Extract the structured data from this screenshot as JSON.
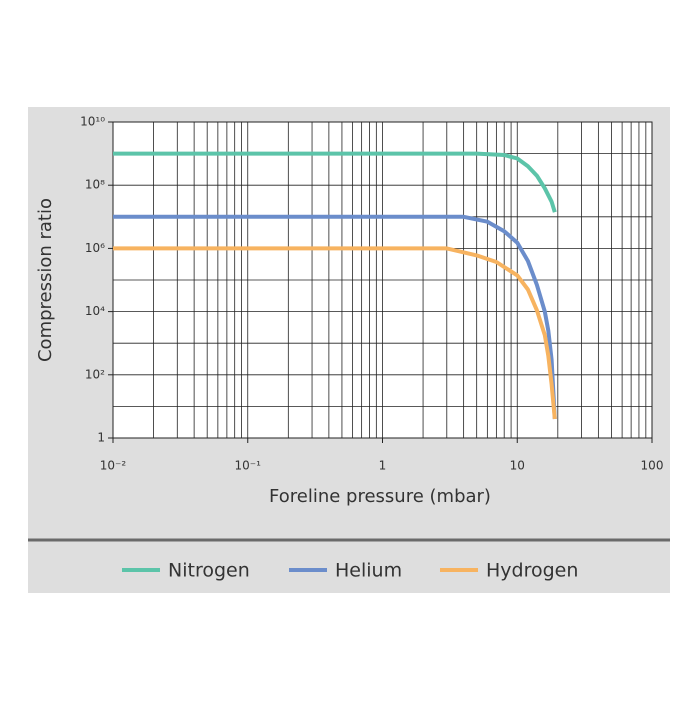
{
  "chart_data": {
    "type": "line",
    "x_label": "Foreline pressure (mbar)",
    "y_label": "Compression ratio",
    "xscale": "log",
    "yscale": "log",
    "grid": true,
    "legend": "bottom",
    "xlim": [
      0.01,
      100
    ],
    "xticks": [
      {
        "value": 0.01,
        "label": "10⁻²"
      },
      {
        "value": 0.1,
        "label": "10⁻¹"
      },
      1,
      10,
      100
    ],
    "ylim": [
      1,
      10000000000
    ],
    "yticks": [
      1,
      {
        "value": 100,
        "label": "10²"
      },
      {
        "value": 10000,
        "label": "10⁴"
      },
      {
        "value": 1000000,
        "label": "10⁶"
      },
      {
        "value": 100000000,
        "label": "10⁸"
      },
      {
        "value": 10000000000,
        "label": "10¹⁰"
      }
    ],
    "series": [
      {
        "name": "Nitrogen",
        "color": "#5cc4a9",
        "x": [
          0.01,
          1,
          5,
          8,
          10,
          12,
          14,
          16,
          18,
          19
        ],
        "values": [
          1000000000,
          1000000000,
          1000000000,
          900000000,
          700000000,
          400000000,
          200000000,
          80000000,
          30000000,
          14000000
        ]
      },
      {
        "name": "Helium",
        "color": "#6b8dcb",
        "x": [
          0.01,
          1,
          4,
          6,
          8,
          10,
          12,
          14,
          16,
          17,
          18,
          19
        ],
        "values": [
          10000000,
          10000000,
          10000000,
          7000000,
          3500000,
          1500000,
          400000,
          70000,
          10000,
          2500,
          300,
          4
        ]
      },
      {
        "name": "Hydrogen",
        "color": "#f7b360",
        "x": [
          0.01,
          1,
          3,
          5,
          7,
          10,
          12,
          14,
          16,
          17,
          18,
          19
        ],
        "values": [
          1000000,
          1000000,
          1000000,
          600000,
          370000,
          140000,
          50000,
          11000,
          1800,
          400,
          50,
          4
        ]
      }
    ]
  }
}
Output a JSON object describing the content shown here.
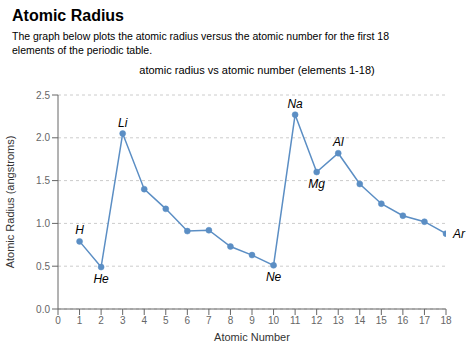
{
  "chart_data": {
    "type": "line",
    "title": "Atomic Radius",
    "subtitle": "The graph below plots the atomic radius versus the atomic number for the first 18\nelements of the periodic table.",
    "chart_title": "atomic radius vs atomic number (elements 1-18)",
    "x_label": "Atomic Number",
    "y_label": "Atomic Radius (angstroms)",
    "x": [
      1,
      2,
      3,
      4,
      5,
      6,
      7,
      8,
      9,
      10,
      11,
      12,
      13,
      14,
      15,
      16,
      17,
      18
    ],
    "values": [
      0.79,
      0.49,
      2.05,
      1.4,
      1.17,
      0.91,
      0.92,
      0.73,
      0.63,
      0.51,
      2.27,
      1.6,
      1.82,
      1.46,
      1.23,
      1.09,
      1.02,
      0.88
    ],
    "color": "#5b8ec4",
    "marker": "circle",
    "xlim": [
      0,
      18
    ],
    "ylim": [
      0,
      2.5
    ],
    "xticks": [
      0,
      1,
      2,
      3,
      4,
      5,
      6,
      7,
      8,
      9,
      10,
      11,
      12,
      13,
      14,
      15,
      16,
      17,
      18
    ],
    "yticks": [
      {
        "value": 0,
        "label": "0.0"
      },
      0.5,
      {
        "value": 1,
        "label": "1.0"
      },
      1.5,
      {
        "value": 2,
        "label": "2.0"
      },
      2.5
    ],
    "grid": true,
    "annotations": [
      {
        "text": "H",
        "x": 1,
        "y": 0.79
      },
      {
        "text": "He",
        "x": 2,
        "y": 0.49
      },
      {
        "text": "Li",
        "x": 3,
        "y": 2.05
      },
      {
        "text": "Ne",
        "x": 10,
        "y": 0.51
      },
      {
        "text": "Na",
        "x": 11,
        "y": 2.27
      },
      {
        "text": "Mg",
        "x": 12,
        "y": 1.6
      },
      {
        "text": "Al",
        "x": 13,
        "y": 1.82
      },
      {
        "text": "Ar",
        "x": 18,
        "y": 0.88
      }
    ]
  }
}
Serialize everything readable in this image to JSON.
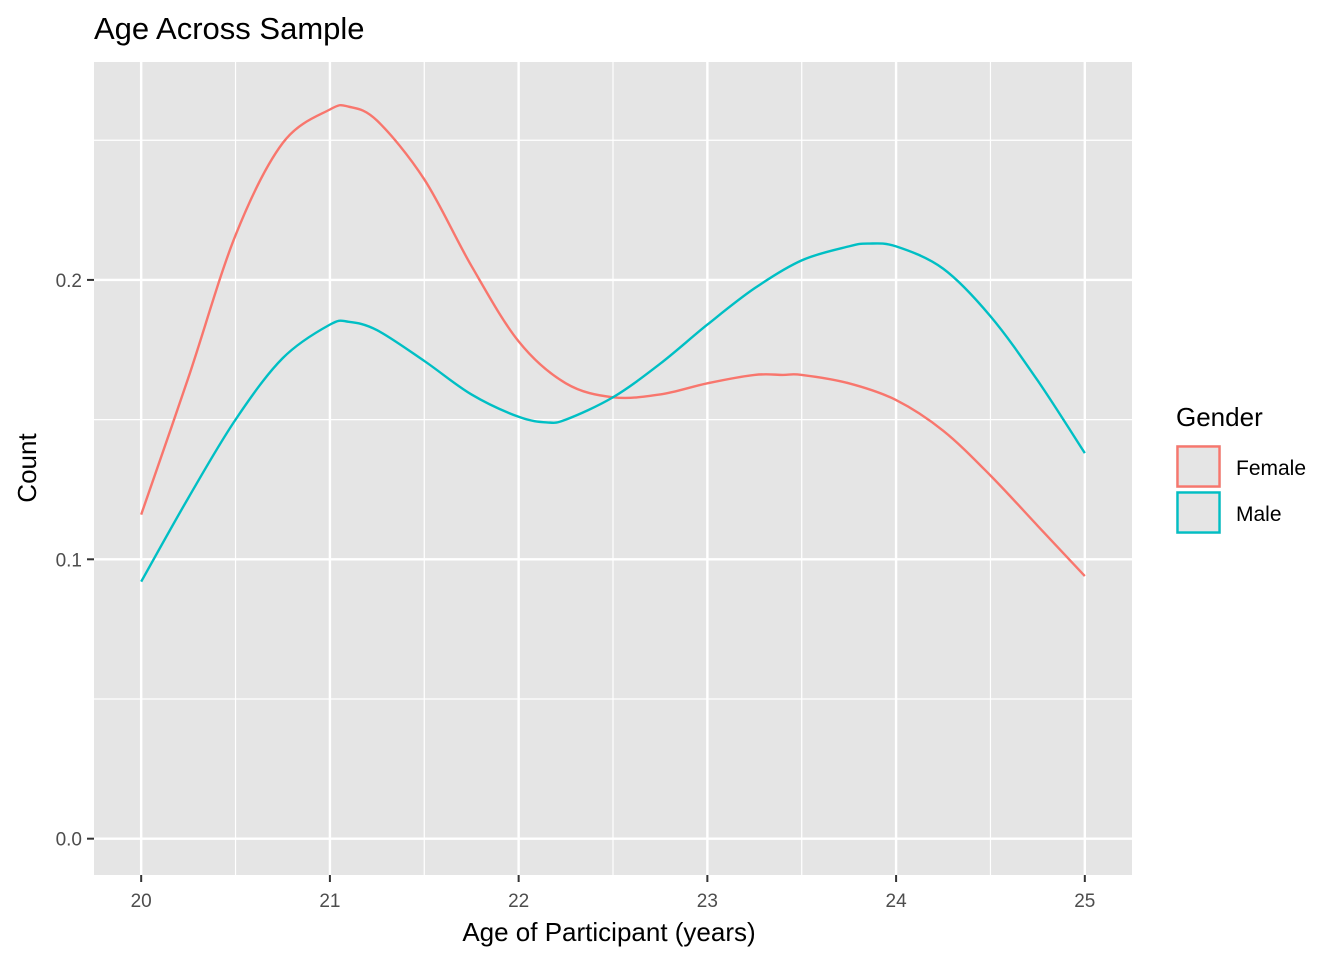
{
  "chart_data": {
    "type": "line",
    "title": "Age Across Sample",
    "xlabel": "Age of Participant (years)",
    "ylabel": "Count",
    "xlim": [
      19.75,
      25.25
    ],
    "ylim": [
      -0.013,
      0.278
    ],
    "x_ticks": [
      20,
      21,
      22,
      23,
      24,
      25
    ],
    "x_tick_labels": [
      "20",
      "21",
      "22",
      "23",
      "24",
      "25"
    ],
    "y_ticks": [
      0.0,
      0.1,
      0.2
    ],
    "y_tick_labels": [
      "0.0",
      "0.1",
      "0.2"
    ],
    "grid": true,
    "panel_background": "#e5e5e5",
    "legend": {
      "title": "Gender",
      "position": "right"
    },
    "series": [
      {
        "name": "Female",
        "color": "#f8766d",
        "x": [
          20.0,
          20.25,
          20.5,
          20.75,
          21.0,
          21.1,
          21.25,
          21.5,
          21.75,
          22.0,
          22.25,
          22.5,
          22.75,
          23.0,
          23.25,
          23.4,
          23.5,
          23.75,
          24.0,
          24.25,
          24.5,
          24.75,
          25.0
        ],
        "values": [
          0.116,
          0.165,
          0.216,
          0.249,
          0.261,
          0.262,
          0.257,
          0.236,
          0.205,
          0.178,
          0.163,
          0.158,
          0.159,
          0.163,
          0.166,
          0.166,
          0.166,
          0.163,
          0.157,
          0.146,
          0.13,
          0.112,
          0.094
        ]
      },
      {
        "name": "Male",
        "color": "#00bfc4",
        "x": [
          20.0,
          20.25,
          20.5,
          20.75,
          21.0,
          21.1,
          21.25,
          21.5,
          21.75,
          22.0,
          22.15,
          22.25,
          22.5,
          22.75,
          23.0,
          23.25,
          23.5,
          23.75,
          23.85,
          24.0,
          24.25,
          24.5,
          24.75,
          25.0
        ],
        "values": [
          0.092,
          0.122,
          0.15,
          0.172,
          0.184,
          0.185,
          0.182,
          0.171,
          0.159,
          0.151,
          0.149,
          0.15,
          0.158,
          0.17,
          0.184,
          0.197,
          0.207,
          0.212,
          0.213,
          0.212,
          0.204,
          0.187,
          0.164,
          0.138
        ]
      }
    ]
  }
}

####################

EXERCISE PROMPT: Excluding the pictures, restate the records above word for word.

REPLY:
Extract the structured data from this screenshot as JSON.
{
  "chart_data": {
    "type": "line",
    "x_label": "Foreline pressure (mbar)",
    "y_label": "Compression ratio",
    "xscale": "log",
    "yscale": "log",
    "grid": true,
    "legend": "bottom",
    "xlim": [
      0.01,
      100
    ],
    "xticks": [
      {
        "value": 0.01,
        "label": "10⁻²"
      },
      {
        "value": 0.1,
        "label": "10⁻¹"
      },
      1,
      10,
      100
    ],
    "ylim": [
      1,
      10000000000
    ],
    "yticks": [
      1,
      {
        "value": 100,
        "label": "10²"
      },
      {
        "value": 10000,
        "label": "10⁴"
      },
      {
        "value": 1000000,
        "label": "10⁶"
      },
      {
        "value": 100000000,
        "label": "10⁸"
      },
      {
        "value": 10000000000,
        "label": "10¹⁰"
      }
    ],
    "series": [
      {
        "name": "Nitrogen",
        "color": "#5cc4a9",
        "x": [
          0.01,
          1,
          5,
          8,
          10,
          12,
          14,
          16,
          18,
          19
        ],
        "values": [
          1000000000,
          1000000000,
          1000000000,
          900000000,
          700000000,
          400000000,
          200000000,
          80000000,
          30000000,
          14000000
        ]
      },
      {
        "name": "Helium",
        "color": "#6b8dcb",
        "x": [
          0.01,
          1,
          4,
          6,
          8,
          10,
          12,
          14,
          16,
          17,
          18,
          19
        ],
        "values": [
          10000000,
          10000000,
          10000000,
          7000000,
          3500000,
          1500000,
          400000,
          70000,
          10000,
          2500,
          300,
          4
        ]
      },
      {
        "name": "Hydrogen",
        "color": "#f7b360",
        "x": [
          0.01,
          1,
          3,
          5,
          7,
          10,
          12,
          14,
          16,
          17,
          18,
          19
        ],
        "values": [
          1000000,
          1000000,
          1000000,
          600000,
          370000,
          140000,
          50000,
          11000,
          1800,
          400,
          50,
          4
        ]
      }
    ]
  }
}
Output a JSON object describing the content shown here.
{
  "chart_data": {
    "type": "line",
    "title": "Atomic Radius",
    "subtitle": "The graph below plots the atomic radius versus the atomic number for the first 18\nelements of the periodic table.",
    "chart_title": "atomic radius vs atomic number (elements 1-18)",
    "x_label": "Atomic Number",
    "y_label": "Atomic Radius (angstroms)",
    "x": [
      1,
      2,
      3,
      4,
      5,
      6,
      7,
      8,
      9,
      10,
      11,
      12,
      13,
      14,
      15,
      16,
      17,
      18
    ],
    "values": [
      0.79,
      0.49,
      2.05,
      1.4,
      1.17,
      0.91,
      0.92,
      0.73,
      0.63,
      0.51,
      2.27,
      1.6,
      1.82,
      1.46,
      1.23,
      1.09,
      1.02,
      0.88
    ],
    "color": "#5b8ec4",
    "marker": "circle",
    "xlim": [
      0,
      18
    ],
    "ylim": [
      0,
      2.5
    ],
    "xticks": [
      0,
      1,
      2,
      3,
      4,
      5,
      6,
      7,
      8,
      9,
      10,
      11,
      12,
      13,
      14,
      15,
      16,
      17,
      18
    ],
    "yticks": [
      {
        "value": 0,
        "label": "0.0"
      },
      0.5,
      {
        "value": 1,
        "label": "1.0"
      },
      1.5,
      {
        "value": 2,
        "label": "2.0"
      },
      2.5
    ],
    "grid": true,
    "annotations": [
      {
        "text": "H",
        "x": 1,
        "y": 0.79
      },
      {
        "text": "He",
        "x": 2,
        "y": 0.49
      },
      {
        "text": "Li",
        "x": 3,
        "y": 2.05
      },
      {
        "text": "Ne",
        "x": 10,
        "y": 0.51
      },
      {
        "text": "Na",
        "x": 11,
        "y": 2.27
      },
      {
        "text": "Mg",
        "x": 12,
        "y": 1.6
      },
      {
        "text": "Al",
        "x": 13,
        "y": 1.82
      },
      {
        "text": "Ar",
        "x": 18,
        "y": 0.88
      }
    ]
  }
}
Serialize everything readable in this image to JSON.
{
  "chart_data": {
    "type": "line",
    "title": "Age Across Sample",
    "xlabel": "Age of Participant (years)",
    "ylabel": "Count",
    "xlim": [
      19.75,
      25.25
    ],
    "ylim": [
      -0.013,
      0.278
    ],
    "x_ticks": [
      20,
      21,
      22,
      23,
      24,
      25
    ],
    "x_tick_labels": [
      "20",
      "21",
      "22",
      "23",
      "24",
      "25"
    ],
    "y_ticks": [
      0.0,
      0.1,
      0.2
    ],
    "y_tick_labels": [
      "0.0",
      "0.1",
      "0.2"
    ],
    "grid": true,
    "panel_background": "#e5e5e5",
    "legend": {
      "title": "Gender",
      "position": "right"
    },
    "series": [
      {
        "name": "Female",
        "color": "#f8766d",
        "x": [
          20.0,
          20.25,
          20.5,
          20.75,
          21.0,
          21.1,
          21.25,
          21.5,
          21.75,
          22.0,
          22.25,
          22.5,
          22.75,
          23.0,
          23.25,
          23.4,
          23.5,
          23.75,
          24.0,
          24.25,
          24.5,
          24.75,
          25.0
        ],
        "values": [
          0.116,
          0.165,
          0.216,
          0.249,
          0.261,
          0.262,
          0.257,
          0.236,
          0.205,
          0.178,
          0.163,
          0.158,
          0.159,
          0.163,
          0.166,
          0.166,
          0.166,
          0.163,
          0.157,
          0.146,
          0.13,
          0.112,
          0.094
        ]
      },
      {
        "name": "Male",
        "color": "#00bfc4",
        "x": [
          20.0,
          20.25,
          20.5,
          20.75,
          21.0,
          21.1,
          21.25,
          21.5,
          21.75,
          22.0,
          22.15,
          22.25,
          22.5,
          22.75,
          23.0,
          23.25,
          23.5,
          23.75,
          23.85,
          24.0,
          24.25,
          24.5,
          24.75,
          25.0
        ],
        "values": [
          0.092,
          0.122,
          0.15,
          0.172,
          0.184,
          0.185,
          0.182,
          0.171,
          0.159,
          0.151,
          0.149,
          0.15,
          0.158,
          0.17,
          0.184,
          0.197,
          0.207,
          0.212,
          0.213,
          0.212,
          0.204,
          0.187,
          0.164,
          0.138
        ]
      }
    ]
  }
}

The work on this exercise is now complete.